A block of data:
* * * * * * * * *

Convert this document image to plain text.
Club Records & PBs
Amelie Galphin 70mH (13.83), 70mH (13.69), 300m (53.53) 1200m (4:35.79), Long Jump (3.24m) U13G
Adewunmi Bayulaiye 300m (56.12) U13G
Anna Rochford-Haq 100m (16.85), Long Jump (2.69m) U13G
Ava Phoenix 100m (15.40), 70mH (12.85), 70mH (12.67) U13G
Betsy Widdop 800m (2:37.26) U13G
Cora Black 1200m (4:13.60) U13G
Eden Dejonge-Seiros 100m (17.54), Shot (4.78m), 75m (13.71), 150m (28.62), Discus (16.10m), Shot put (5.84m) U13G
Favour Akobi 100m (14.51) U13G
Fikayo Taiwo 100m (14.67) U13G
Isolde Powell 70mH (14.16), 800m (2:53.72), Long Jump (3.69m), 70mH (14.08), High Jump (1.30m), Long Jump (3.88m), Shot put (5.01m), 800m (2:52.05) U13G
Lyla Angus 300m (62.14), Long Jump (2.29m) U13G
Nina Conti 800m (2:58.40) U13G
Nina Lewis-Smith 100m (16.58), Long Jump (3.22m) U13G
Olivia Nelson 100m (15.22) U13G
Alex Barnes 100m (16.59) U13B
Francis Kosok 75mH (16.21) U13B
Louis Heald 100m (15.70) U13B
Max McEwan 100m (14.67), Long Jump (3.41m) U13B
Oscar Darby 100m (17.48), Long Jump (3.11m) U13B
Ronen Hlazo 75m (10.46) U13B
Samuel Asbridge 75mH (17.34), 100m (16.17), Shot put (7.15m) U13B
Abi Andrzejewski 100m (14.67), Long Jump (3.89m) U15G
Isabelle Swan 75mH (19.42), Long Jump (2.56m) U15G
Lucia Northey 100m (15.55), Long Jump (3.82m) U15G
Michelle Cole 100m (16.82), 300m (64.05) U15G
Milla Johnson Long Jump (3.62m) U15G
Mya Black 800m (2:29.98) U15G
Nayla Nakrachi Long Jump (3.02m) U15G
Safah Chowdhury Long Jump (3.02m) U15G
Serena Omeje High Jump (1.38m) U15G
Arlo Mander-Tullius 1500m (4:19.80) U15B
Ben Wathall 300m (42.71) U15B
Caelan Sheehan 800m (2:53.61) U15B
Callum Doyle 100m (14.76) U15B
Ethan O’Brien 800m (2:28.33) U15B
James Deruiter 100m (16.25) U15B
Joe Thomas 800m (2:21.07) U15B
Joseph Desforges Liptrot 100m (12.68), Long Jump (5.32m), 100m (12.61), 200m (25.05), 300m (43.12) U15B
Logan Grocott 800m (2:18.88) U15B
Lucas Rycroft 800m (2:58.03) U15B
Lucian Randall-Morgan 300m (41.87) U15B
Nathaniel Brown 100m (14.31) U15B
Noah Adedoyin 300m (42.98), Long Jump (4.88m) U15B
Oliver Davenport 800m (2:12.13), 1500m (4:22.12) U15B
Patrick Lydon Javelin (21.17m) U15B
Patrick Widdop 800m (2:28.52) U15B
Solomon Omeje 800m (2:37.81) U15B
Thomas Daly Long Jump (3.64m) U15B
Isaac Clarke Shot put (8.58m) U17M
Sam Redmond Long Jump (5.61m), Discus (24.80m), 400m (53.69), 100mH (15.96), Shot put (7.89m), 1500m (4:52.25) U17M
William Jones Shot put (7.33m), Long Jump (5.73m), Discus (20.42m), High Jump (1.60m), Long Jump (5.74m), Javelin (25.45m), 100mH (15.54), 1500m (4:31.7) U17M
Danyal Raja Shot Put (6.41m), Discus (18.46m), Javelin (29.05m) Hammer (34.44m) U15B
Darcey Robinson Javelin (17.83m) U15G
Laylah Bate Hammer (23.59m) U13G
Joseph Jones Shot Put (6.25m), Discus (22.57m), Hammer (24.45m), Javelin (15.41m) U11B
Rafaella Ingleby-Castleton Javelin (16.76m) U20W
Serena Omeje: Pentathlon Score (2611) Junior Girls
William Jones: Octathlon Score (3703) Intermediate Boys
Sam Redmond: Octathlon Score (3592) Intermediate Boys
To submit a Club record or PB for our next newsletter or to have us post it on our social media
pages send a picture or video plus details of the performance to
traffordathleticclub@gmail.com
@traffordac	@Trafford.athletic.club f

* * * * * * * * *

Set exercise:
Copy each line that contains the word "Hammer".

Task output:
Danyal Raja Shot Put (6.41m), Discus (18.46m), Javelin (29.05m) Hammer (34.44m) U15B
Laylah Bate Hammer (23.59m) U13G
Joseph Jones Shot Put (6.25m), Discus (22.57m), Hammer (24.45m), Javelin (15.41m) U11B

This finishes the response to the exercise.